**Work required**
Return each line of the listing that contains the string "прямой".

**Data to process**

=======

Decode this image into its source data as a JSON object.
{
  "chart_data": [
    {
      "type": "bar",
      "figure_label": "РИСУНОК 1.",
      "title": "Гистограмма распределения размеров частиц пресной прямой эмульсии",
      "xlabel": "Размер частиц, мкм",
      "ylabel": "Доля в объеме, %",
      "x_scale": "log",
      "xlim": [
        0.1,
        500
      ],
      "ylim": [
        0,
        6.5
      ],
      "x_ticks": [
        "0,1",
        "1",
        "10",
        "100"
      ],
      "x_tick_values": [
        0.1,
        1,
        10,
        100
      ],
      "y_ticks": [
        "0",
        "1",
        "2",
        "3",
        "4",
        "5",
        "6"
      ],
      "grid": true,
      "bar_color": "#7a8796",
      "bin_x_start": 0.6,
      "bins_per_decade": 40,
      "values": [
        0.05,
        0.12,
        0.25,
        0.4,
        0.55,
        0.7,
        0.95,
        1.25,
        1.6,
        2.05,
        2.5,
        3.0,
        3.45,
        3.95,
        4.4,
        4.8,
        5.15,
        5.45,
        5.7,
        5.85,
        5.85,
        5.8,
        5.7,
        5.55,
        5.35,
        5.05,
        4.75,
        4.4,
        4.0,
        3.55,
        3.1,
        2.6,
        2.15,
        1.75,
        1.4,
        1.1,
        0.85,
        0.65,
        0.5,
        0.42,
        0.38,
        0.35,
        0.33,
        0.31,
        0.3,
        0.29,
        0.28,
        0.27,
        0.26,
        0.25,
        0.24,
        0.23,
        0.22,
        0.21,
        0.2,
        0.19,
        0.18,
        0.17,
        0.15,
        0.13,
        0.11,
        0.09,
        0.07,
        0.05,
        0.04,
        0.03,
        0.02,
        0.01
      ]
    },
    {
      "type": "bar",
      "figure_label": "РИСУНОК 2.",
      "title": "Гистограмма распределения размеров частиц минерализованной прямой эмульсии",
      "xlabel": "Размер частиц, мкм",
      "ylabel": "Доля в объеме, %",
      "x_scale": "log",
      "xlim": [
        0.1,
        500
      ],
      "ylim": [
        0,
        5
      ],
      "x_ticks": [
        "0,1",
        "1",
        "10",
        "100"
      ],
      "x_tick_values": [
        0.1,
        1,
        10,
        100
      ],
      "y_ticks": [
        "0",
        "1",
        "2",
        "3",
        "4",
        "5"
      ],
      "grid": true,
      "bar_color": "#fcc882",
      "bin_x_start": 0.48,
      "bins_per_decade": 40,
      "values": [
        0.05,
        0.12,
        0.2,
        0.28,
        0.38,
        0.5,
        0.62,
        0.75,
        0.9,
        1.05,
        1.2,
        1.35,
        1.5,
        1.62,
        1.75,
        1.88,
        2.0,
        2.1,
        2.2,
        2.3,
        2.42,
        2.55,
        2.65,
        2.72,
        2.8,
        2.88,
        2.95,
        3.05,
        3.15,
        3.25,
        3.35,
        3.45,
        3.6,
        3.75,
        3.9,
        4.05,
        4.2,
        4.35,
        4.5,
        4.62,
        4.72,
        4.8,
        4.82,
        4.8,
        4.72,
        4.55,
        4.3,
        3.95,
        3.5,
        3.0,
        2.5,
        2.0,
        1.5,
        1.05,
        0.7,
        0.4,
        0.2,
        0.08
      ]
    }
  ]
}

=======

**Solution**
      "title": "Гистограмма распределения размеров частиц пресной прямой эмульсии",
      "title": "Гистограмма распределения размеров частиц минерализованной прямой эмульсии",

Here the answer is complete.